[Dataset records]
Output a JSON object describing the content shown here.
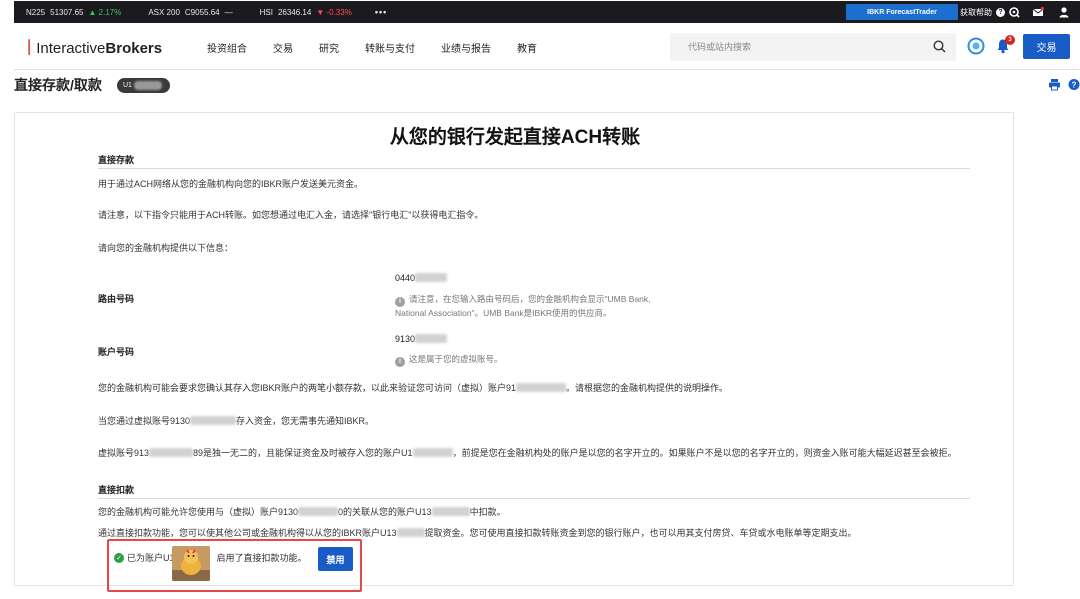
{
  "ticker": {
    "quotes": [
      {
        "name": "N225",
        "value": "51307.65",
        "change": "▲ 2.17%",
        "dir": "up"
      },
      {
        "name": "ASX 200",
        "value": "C9055.64",
        "change": "—",
        "dir": "flat"
      },
      {
        "name": "HSI",
        "value": "26346.14",
        "change": "▼ -0.33%",
        "dir": "down"
      }
    ],
    "more": "•••",
    "forecast_trader": "IBKR ForecastTrader",
    "help_label": "获取帮助",
    "icons": [
      "question-icon",
      "chat-icon",
      "mail-icon",
      "user-icon"
    ]
  },
  "nav": {
    "logo_brand": "Interactive",
    "logo_brand_bold": "Brokers",
    "menu": [
      "投资组合",
      "交易",
      "研究",
      "转账与支付",
      "业绩与报告",
      "教育"
    ],
    "search_placeholder": "代码或站内搜索",
    "notification_count": "3",
    "trade_label": "交易"
  },
  "page": {
    "title": "直接存款/取款",
    "account_prefix": "U1"
  },
  "card": {
    "title": "从您的银行发起直接ACH转账",
    "deposit_heading": "直接存款",
    "deposit_p1": "用于通过ACH网络从您的金融机构向您的IBKR账户发送美元资金。",
    "deposit_p2": "请注意，以下指令只能用于ACH转账。如您想通过电汇入金，请选择\"银行电汇\"以获得电汇指令。",
    "deposit_p3": "请向您的金融机构提供以下信息：",
    "routing_label": "路由号码",
    "routing_value": "0440",
    "routing_note": "请注意，在您输入路由号码后，您的金融机构会显示\"UMB Bank, National Association\"。UMB Bank是IBKR使用的供应商。",
    "account_label": "账户号码",
    "account_value": "9130",
    "account_note": "这是属于您的虚拟账号。",
    "verify_pre": "您的金融机构可能会要求您确认其存入您IBKR账户的两笔小额存款，以此来验证您可访问（虚拟）账户91",
    "verify_post": "。请根据您的金融机构提供的说明操作。",
    "notify_pre": "当您通过虚拟账号9130",
    "notify_post": "存入资金，您无需事先通知IBKR。",
    "unique_a": "虚拟账号913",
    "unique_b": "89是独一无二的，且能保证资金及时被存入您的账户U1",
    "unique_c": "，前提是您在金融机构处的账户是以您的名字开立的。如果账户不是以您的名字开立的，则资金入账可能大幅延迟甚至会被拒。",
    "debit_heading": "直接扣款",
    "debit_p1_a": "您的金融机构可能允许您使用与（虚拟）账户9130",
    "debit_p1_b": "0的关联从您的账户U13",
    "debit_p1_c": "中扣款。",
    "debit_p2_a": "通过直接扣款功能，您可以使其他公司或金融机构得以从您的IBKR账户U13",
    "debit_p2_b": "提取资金。您可使用直接扣款转账资金到您的银行账户，也可以用其支付房贷、车贷或水电账单等定期支出。",
    "status_pre": "已为账户U1",
    "status_post": "启用了直接扣款功能。",
    "disable_label": "禁用"
  }
}
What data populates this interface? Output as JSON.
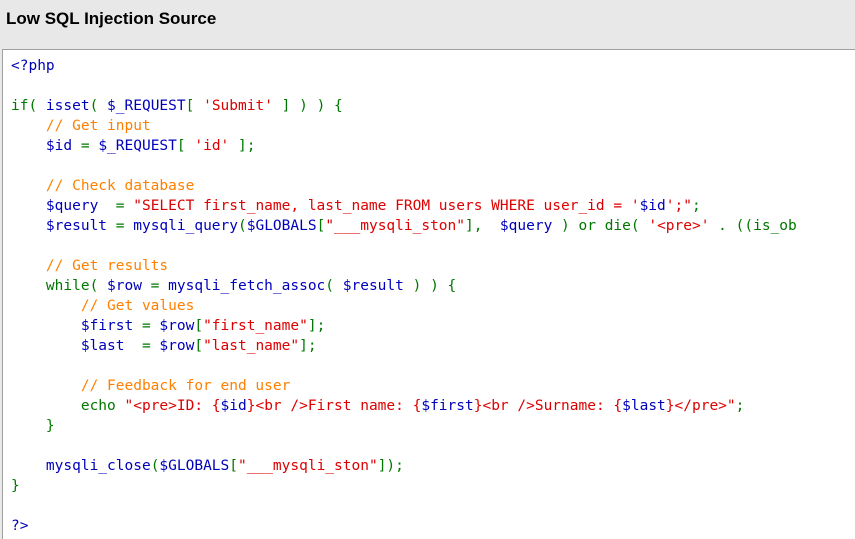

Set task. Return all of the entries exactly as written, but drop any pictures they hold.

Solution to this exercise.
Output a JSON object describing the content shown here.
{
  "ticker": {
    "quotes": [
      {
        "name": "N225",
        "value": "51307.65",
        "change": "▲ 2.17%",
        "dir": "up"
      },
      {
        "name": "ASX 200",
        "value": "C9055.64",
        "change": "—",
        "dir": "flat"
      },
      {
        "name": "HSI",
        "value": "26346.14",
        "change": "▼ -0.33%",
        "dir": "down"
      }
    ],
    "more": "•••",
    "forecast_trader": "IBKR ForecastTrader",
    "help_label": "获取帮助",
    "icons": [
      "question-icon",
      "chat-icon",
      "mail-icon",
      "user-icon"
    ]
  },
  "nav": {
    "logo_brand": "Interactive",
    "logo_brand_bold": "Brokers",
    "menu": [
      "投资组合",
      "交易",
      "研究",
      "转账与支付",
      "业绩与报告",
      "教育"
    ],
    "search_placeholder": "代码或站内搜索",
    "notification_count": "3",
    "trade_label": "交易"
  },
  "page": {
    "title": "直接存款/取款",
    "account_prefix": "U1"
  },
  "card": {
    "title": "从您的银行发起直接ACH转账",
    "deposit_heading": "直接存款",
    "deposit_p1": "用于通过ACH网络从您的金融机构向您的IBKR账户发送美元资金。",
    "deposit_p2": "请注意，以下指令只能用于ACH转账。如您想通过电汇入金，请选择\"银行电汇\"以获得电汇指令。",
    "deposit_p3": "请向您的金融机构提供以下信息：",
    "routing_label": "路由号码",
    "routing_value": "0440",
    "routing_note": "请注意，在您输入路由号码后，您的金融机构会显示\"UMB Bank, National Association\"。UMB Bank是IBKR使用的供应商。",
    "account_label": "账户号码",
    "account_value": "9130",
    "account_note": "这是属于您的虚拟账号。",
    "verify_pre": "您的金融机构可能会要求您确认其存入您IBKR账户的两笔小额存款，以此来验证您可访问（虚拟）账户91",
    "verify_post": "。请根据您的金融机构提供的说明操作。",
    "notify_pre": "当您通过虚拟账号9130",
    "notify_post": "存入资金，您无需事先通知IBKR。",
    "unique_a": "虚拟账号913",
    "unique_b": "89是独一无二的，且能保证资金及时被存入您的账户U1",
    "unique_c": "，前提是您在金融机构处的账户是以您的名字开立的。如果账户不是以您的名字开立的，则资金入账可能大幅延迟甚至会被拒。",
    "debit_heading": "直接扣款",
    "debit_p1_a": "您的金融机构可能允许您使用与（虚拟）账户9130",
    "debit_p1_b": "0的关联从您的账户U13",
    "debit_p1_c": "中扣款。",
    "debit_p2_a": "通过直接扣款功能，您可以使其他公司或金融机构得以从您的IBKR账户U13",
    "debit_p2_b": "提取资金。您可使用直接扣款转账资金到您的银行账户，也可以用其支付房贷、车贷或水电账单等定期支出。",
    "status_pre": "已为账户U1",
    "status_post": "启用了直接扣款功能。",
    "disable_label": "禁用"
  }
}
What data populates this interface? Output as JSON.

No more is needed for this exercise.